● What is expected
Extract the listing in its entirety, keeping each line identical to the original.

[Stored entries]
+++

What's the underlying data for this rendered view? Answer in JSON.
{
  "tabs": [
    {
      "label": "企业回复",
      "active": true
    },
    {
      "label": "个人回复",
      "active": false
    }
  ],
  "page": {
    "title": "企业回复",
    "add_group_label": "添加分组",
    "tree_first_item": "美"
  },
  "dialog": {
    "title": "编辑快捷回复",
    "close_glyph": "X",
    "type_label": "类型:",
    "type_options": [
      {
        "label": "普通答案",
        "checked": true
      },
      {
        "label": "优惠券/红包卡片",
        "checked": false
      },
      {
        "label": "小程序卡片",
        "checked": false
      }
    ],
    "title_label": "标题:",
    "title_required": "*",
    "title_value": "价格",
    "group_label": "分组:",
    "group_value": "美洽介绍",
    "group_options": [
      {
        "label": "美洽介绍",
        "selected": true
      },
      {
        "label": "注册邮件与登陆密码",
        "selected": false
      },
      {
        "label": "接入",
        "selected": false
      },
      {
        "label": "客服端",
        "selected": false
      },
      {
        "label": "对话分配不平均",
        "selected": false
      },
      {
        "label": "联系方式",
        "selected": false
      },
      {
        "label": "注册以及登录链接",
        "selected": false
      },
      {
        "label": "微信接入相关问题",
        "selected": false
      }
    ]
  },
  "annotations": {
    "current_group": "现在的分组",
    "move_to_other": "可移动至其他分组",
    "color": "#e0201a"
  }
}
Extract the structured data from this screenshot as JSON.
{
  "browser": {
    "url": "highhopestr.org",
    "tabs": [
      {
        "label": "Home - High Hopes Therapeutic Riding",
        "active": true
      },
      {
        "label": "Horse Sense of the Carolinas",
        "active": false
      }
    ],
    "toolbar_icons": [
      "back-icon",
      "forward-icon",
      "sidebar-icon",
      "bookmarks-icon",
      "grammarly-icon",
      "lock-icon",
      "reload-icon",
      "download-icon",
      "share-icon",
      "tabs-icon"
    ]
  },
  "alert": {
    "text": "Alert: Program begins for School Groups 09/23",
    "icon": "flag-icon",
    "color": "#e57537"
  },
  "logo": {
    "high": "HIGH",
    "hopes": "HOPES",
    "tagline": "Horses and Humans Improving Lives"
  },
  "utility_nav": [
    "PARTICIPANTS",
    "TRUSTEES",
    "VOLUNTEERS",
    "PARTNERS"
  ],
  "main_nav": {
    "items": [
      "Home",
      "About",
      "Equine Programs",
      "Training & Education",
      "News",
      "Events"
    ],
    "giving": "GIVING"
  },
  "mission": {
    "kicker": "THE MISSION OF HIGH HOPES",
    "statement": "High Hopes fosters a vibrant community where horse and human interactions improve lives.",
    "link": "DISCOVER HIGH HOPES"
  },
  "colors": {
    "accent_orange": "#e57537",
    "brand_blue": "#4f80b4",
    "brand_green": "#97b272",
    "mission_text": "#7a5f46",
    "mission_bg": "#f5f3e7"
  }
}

+++

● Written solution
What's the underlying data for this rendered view? Answer in JSON.
{
  "tabs": [
    {
      "label": "企业回复",
      "active": true
    },
    {
      "label": "个人回复",
      "active": false
    }
  ],
  "page": {
    "title": "企业回复",
    "add_group_label": "添加分组",
    "tree_first_item": "美"
  },
  "dialog": {
    "title": "编辑快捷回复",
    "close_glyph": "X",
    "type_label": "类型:",
    "type_options": [
      {
        "label": "普通答案",
        "checked": true
      },
      {
        "label": "优惠券/红包卡片",
        "checked": false
      },
      {
        "label": "小程序卡片",
        "checked": false
      }
    ],
    "title_label": "标题:",
    "title_required": "*",
    "title_value": "价格",
    "group_label": "分组:",
    "group_value": "美洽介绍",
    "group_options": [
      {
        "label": "美洽介绍",
        "selected": true
      },
      {
        "label": "注册邮件与登陆密码",
        "selected": false
      },
      {
        "label": "接入",
        "selected": false
      },
      {
        "label": "客服端",
        "selected": false
      },
      {
        "label": "对话分配不平均",
        "selected": false
      },
      {
        "label": "联系方式",
        "selected": false
      },
      {
        "label": "注册以及登录链接",
        "selected": false
      },
      {
        "label": "微信接入相关问题",
        "selected": false
      }
    ]
  },
  "annotations": {
    "current_group": "现在的分组",
    "move_to_other": "可移动至其他分组",
    "color": "#e0201a"
  }
}
Extract the structured data from this screenshot as JSON.
{
  "browser": {
    "url": "highhopestr.org",
    "tabs": [
      {
        "label": "Home - High Hopes Therapeutic Riding",
        "active": true
      },
      {
        "label": "Horse Sense of the Carolinas",
        "active": false
      }
    ],
    "toolbar_icons": [
      "back-icon",
      "forward-icon",
      "sidebar-icon",
      "bookmarks-icon",
      "grammarly-icon",
      "lock-icon",
      "reload-icon",
      "download-icon",
      "share-icon",
      "tabs-icon"
    ]
  },
  "alert": {
    "text": "Alert: Program begins for School Groups 09/23",
    "icon": "flag-icon",
    "color": "#e57537"
  },
  "logo": {
    "high": "HIGH",
    "hopes": "HOPES",
    "tagline": "Horses and Humans Improving Lives"
  },
  "utility_nav": [
    "PARTICIPANTS",
    "TRUSTEES",
    "VOLUNTEERS",
    "PARTNERS"
  ],
  "main_nav": {
    "items": [
      "Home",
      "About",
      "Equine Programs",
      "Training & Education",
      "News",
      "Events"
    ],
    "giving": "GIVING"
  },
  "mission": {
    "kicker": "THE MISSION OF HIGH HOPES",
    "statement": "High Hopes fosters a vibrant community where horse and human interactions improve lives.",
    "link": "DISCOVER HIGH HOPES"
  },
  "colors": {
    "accent_orange": "#e57537",
    "brand_blue": "#4f80b4",
    "brand_green": "#97b272",
    "mission_text": "#7a5f46",
    "mission_bg": "#f5f3e7"
  }
}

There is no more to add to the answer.